▶ [Data extract]
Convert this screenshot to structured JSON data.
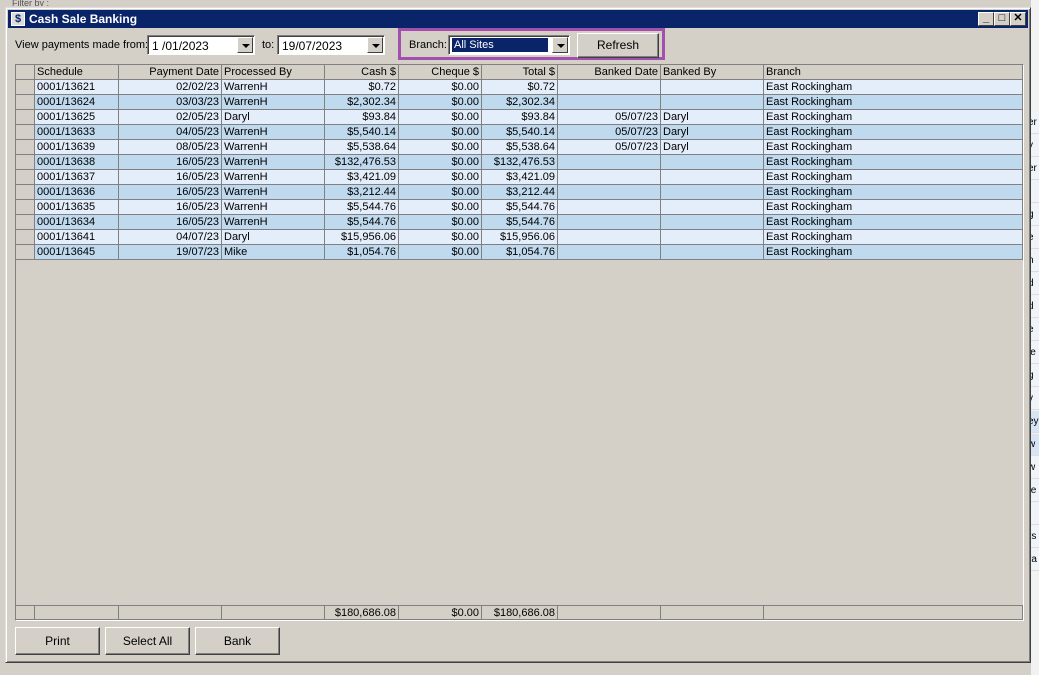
{
  "window": {
    "title": "Cash Sale Banking"
  },
  "filters": {
    "view_label": "View payments made from:",
    "from_date": "1 /01/2023",
    "to_label": "to:",
    "to_date": "19/07/2023",
    "branch_label": "Branch:",
    "branch_value": "All Sites",
    "refresh_label": "Refresh"
  },
  "grid": {
    "columns": [
      "Schedule",
      "Payment Date",
      "Processed By",
      "Cash $",
      "Cheque $",
      "Total $",
      "Banked Date",
      "Banked By",
      "Branch"
    ],
    "rows": [
      [
        "0001/13621",
        "02/02/23",
        "WarrenH",
        "$0.72",
        "$0.00",
        "$0.72",
        "",
        "",
        "East Rockingham"
      ],
      [
        "0001/13624",
        "03/03/23",
        "WarrenH",
        "$2,302.34",
        "$0.00",
        "$2,302.34",
        "",
        "",
        "East Rockingham"
      ],
      [
        "0001/13625",
        "02/05/23",
        "Daryl",
        "$93.84",
        "$0.00",
        "$93.84",
        "05/07/23",
        "Daryl",
        "East Rockingham"
      ],
      [
        "0001/13633",
        "04/05/23",
        "WarrenH",
        "$5,540.14",
        "$0.00",
        "$5,540.14",
        "05/07/23",
        "Daryl",
        "East Rockingham"
      ],
      [
        "0001/13639",
        "08/05/23",
        "WarrenH",
        "$5,538.64",
        "$0.00",
        "$5,538.64",
        "05/07/23",
        "Daryl",
        "East Rockingham"
      ],
      [
        "0001/13638",
        "16/05/23",
        "WarrenH",
        "$132,476.53",
        "$0.00",
        "$132,476.53",
        "",
        "",
        "East Rockingham"
      ],
      [
        "0001/13637",
        "16/05/23",
        "WarrenH",
        "$3,421.09",
        "$0.00",
        "$3,421.09",
        "",
        "",
        "East Rockingham"
      ],
      [
        "0001/13636",
        "16/05/23",
        "WarrenH",
        "$3,212.44",
        "$0.00",
        "$3,212.44",
        "",
        "",
        "East Rockingham"
      ],
      [
        "0001/13635",
        "16/05/23",
        "WarrenH",
        "$5,544.76",
        "$0.00",
        "$5,544.76",
        "",
        "",
        "East Rockingham"
      ],
      [
        "0001/13634",
        "16/05/23",
        "WarrenH",
        "$5,544.76",
        "$0.00",
        "$5,544.76",
        "",
        "",
        "East Rockingham"
      ],
      [
        "0001/13641",
        "04/07/23",
        "Daryl",
        "$15,956.06",
        "$0.00",
        "$15,956.06",
        "",
        "",
        "East Rockingham"
      ],
      [
        "0001/13645",
        "19/07/23",
        "Mike",
        "$1,054.76",
        "$0.00",
        "$1,054.76",
        "",
        "",
        "East Rockingham"
      ]
    ],
    "totals": [
      "",
      "",
      "",
      "$180,686.08",
      "$0.00",
      "$180,686.08",
      "",
      "",
      ""
    ]
  },
  "buttons": {
    "print": "Print",
    "select_all": "Select All",
    "bank": "Bank"
  },
  "background": {
    "filter_text": "Filter by :",
    "row_fragments": [
      "er",
      "y",
      "er",
      "i",
      "g",
      "e",
      "n",
      "d",
      "d",
      "e",
      "le",
      "g",
      "v",
      "ey",
      "w",
      "w",
      "te",
      "",
      "rs",
      "ra"
    ]
  },
  "colors": {
    "title_bar": "#0a246a",
    "row_light": "#e3eefa",
    "row_dark": "#bfd9ee",
    "highlight_border": "#a24fb0"
  },
  "icons": {
    "window": "app-window-icon",
    "minimize": "minimize-icon",
    "maximize": "maximize-icon",
    "close": "close-icon",
    "dropdown": "chevron-down-icon"
  }
}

▶ [Exercise] Each record must be quoted in full and exactly. Do not include the pictures.

▶ [Output for this exercise]
Convert this screenshot to structured JSON data.
{
  "window": {
    "title": "Cash Sale Banking"
  },
  "filters": {
    "view_label": "View payments made from:",
    "from_date": "1 /01/2023",
    "to_label": "to:",
    "to_date": "19/07/2023",
    "branch_label": "Branch:",
    "branch_value": "All Sites",
    "refresh_label": "Refresh"
  },
  "grid": {
    "columns": [
      "Schedule",
      "Payment Date",
      "Processed By",
      "Cash $",
      "Cheque $",
      "Total $",
      "Banked Date",
      "Banked By",
      "Branch"
    ],
    "rows": [
      [
        "0001/13621",
        "02/02/23",
        "WarrenH",
        "$0.72",
        "$0.00",
        "$0.72",
        "",
        "",
        "East Rockingham"
      ],
      [
        "0001/13624",
        "03/03/23",
        "WarrenH",
        "$2,302.34",
        "$0.00",
        "$2,302.34",
        "",
        "",
        "East Rockingham"
      ],
      [
        "0001/13625",
        "02/05/23",
        "Daryl",
        "$93.84",
        "$0.00",
        "$93.84",
        "05/07/23",
        "Daryl",
        "East Rockingham"
      ],
      [
        "0001/13633",
        "04/05/23",
        "WarrenH",
        "$5,540.14",
        "$0.00",
        "$5,540.14",
        "05/07/23",
        "Daryl",
        "East Rockingham"
      ],
      [
        "0001/13639",
        "08/05/23",
        "WarrenH",
        "$5,538.64",
        "$0.00",
        "$5,538.64",
        "05/07/23",
        "Daryl",
        "East Rockingham"
      ],
      [
        "0001/13638",
        "16/05/23",
        "WarrenH",
        "$132,476.53",
        "$0.00",
        "$132,476.53",
        "",
        "",
        "East Rockingham"
      ],
      [
        "0001/13637",
        "16/05/23",
        "WarrenH",
        "$3,421.09",
        "$0.00",
        "$3,421.09",
        "",
        "",
        "East Rockingham"
      ],
      [
        "0001/13636",
        "16/05/23",
        "WarrenH",
        "$3,212.44",
        "$0.00",
        "$3,212.44",
        "",
        "",
        "East Rockingham"
      ],
      [
        "0001/13635",
        "16/05/23",
        "WarrenH",
        "$5,544.76",
        "$0.00",
        "$5,544.76",
        "",
        "",
        "East Rockingham"
      ],
      [
        "0001/13634",
        "16/05/23",
        "WarrenH",
        "$5,544.76",
        "$0.00",
        "$5,544.76",
        "",
        "",
        "East Rockingham"
      ],
      [
        "0001/13641",
        "04/07/23",
        "Daryl",
        "$15,956.06",
        "$0.00",
        "$15,956.06",
        "",
        "",
        "East Rockingham"
      ],
      [
        "0001/13645",
        "19/07/23",
        "Mike",
        "$1,054.76",
        "$0.00",
        "$1,054.76",
        "",
        "",
        "East Rockingham"
      ]
    ],
    "totals": [
      "",
      "",
      "",
      "$180,686.08",
      "$0.00",
      "$180,686.08",
      "",
      "",
      ""
    ]
  },
  "buttons": {
    "print": "Print",
    "select_all": "Select All",
    "bank": "Bank"
  },
  "background": {
    "filter_text": "Filter by :",
    "row_fragments": [
      "er",
      "y",
      "er",
      "i",
      "g",
      "e",
      "n",
      "d",
      "d",
      "e",
      "le",
      "g",
      "v",
      "ey",
      "w",
      "w",
      "te",
      "",
      "rs",
      "ra"
    ]
  },
  "colors": {
    "title_bar": "#0a246a",
    "row_light": "#e3eefa",
    "row_dark": "#bfd9ee",
    "highlight_border": "#a24fb0"
  },
  "icons": {
    "window": "app-window-icon",
    "minimize": "minimize-icon",
    "maximize": "maximize-icon",
    "close": "close-icon",
    "dropdown": "chevron-down-icon"
  }
}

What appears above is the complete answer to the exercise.